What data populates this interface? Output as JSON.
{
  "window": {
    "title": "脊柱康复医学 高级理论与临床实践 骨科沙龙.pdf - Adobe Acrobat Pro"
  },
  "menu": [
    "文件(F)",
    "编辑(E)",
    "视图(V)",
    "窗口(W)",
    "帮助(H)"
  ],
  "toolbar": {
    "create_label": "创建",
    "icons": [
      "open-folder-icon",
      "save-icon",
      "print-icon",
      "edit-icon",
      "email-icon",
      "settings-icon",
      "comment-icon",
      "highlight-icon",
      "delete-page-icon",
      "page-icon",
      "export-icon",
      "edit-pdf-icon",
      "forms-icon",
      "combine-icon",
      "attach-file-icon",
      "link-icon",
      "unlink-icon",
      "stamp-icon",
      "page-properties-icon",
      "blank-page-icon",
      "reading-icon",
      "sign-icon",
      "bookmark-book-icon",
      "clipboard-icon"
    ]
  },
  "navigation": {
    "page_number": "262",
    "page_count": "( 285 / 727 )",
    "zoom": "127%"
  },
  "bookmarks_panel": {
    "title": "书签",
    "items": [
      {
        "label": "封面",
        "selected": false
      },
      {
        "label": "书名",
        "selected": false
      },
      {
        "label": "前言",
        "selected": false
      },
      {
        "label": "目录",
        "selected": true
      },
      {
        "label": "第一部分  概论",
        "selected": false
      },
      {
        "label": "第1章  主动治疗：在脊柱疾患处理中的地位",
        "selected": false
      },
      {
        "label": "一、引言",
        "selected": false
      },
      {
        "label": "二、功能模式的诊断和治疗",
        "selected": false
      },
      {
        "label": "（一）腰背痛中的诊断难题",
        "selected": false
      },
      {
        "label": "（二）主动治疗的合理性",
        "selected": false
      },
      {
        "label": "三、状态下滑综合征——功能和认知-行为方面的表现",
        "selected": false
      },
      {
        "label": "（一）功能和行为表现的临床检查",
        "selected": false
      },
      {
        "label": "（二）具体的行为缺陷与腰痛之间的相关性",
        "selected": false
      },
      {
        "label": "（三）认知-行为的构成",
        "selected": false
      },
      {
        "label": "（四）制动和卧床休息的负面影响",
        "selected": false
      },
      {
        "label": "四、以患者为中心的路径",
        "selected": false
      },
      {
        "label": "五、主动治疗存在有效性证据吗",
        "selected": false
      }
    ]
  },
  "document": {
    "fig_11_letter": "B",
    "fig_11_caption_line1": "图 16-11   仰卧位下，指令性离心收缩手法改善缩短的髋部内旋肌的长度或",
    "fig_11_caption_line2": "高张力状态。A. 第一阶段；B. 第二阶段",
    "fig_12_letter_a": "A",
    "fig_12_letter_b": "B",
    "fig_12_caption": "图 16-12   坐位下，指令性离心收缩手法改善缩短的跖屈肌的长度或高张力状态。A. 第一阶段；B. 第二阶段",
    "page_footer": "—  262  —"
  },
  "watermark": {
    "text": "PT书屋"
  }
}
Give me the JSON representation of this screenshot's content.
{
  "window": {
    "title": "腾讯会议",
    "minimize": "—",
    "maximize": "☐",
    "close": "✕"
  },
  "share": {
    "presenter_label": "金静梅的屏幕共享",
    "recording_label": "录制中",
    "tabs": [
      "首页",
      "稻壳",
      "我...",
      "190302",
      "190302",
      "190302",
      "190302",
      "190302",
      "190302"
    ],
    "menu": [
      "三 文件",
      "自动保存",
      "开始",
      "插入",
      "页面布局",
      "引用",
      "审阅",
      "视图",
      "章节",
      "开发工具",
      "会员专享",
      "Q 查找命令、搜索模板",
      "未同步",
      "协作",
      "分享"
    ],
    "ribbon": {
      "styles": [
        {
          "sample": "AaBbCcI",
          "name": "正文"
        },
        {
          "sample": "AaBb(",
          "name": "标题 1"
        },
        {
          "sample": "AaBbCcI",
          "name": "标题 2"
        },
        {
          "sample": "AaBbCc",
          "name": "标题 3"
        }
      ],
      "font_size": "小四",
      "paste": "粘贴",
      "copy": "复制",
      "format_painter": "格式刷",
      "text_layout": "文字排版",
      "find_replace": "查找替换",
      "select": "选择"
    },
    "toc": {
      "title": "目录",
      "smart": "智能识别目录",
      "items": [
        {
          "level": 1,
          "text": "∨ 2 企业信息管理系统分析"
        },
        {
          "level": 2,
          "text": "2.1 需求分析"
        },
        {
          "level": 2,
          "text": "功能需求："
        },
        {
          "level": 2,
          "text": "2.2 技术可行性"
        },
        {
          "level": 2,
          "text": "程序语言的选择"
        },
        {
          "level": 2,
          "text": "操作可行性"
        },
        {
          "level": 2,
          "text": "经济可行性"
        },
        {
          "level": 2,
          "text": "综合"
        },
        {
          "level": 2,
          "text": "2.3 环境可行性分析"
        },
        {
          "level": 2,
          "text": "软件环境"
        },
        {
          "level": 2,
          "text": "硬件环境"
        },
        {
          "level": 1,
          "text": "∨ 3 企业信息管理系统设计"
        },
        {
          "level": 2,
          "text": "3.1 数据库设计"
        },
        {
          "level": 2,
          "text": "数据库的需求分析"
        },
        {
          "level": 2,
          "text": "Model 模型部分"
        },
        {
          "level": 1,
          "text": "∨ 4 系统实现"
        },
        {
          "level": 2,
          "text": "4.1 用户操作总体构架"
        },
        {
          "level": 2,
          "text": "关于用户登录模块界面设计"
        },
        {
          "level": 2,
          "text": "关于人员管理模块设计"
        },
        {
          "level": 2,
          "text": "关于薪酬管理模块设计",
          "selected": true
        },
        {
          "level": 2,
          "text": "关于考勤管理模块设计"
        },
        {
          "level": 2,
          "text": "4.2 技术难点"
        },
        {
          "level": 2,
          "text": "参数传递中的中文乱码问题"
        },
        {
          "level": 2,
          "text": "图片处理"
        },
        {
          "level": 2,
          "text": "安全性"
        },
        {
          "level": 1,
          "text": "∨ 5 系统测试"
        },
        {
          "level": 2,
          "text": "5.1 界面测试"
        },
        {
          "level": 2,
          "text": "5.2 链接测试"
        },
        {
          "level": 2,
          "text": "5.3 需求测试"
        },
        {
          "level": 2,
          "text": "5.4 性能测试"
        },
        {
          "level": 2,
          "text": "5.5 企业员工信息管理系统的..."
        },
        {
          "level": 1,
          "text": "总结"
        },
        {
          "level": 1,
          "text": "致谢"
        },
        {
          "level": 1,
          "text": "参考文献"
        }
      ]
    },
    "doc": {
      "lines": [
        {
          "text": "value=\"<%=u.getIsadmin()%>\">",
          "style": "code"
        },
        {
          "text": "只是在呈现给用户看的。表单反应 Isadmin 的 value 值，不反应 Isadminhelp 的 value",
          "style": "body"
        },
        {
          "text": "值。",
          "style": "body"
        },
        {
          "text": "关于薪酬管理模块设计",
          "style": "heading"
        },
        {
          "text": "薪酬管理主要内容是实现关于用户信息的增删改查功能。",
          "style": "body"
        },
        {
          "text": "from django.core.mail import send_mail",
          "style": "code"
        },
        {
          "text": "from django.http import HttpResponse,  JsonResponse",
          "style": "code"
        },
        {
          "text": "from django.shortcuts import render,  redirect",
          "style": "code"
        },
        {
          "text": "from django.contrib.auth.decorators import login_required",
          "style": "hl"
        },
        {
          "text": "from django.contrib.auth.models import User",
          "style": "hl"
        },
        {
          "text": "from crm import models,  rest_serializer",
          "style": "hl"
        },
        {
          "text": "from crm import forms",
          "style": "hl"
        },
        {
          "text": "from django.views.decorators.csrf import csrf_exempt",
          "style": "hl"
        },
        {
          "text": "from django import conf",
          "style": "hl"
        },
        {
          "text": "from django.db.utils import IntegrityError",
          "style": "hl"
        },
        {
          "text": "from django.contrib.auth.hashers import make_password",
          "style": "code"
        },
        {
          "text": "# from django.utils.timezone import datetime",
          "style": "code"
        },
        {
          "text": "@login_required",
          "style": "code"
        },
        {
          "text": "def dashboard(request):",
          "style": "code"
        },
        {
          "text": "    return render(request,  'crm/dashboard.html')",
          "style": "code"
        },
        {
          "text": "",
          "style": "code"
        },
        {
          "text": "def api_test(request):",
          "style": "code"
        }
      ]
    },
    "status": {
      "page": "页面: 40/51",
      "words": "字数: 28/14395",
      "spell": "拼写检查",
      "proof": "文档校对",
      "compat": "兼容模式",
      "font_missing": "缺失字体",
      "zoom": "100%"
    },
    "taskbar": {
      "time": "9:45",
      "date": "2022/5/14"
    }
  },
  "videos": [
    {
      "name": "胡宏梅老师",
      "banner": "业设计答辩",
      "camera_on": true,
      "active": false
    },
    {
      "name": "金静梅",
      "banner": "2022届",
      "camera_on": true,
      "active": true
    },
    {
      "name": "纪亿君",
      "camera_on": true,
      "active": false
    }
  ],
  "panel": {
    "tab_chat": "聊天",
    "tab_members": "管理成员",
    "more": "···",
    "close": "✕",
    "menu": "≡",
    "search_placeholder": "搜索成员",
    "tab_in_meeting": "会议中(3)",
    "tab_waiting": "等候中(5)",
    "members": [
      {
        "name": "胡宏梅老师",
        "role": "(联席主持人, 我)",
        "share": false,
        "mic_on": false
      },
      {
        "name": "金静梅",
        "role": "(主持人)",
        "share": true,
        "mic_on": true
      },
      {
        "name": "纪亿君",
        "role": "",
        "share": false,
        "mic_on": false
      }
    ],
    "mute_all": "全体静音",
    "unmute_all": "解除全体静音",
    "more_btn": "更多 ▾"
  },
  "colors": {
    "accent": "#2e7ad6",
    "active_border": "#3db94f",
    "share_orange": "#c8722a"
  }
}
····················
* _Problem description_
State the count of lines holding the string "utils" in the listing above, and nothing else.

* _Answer in full_
2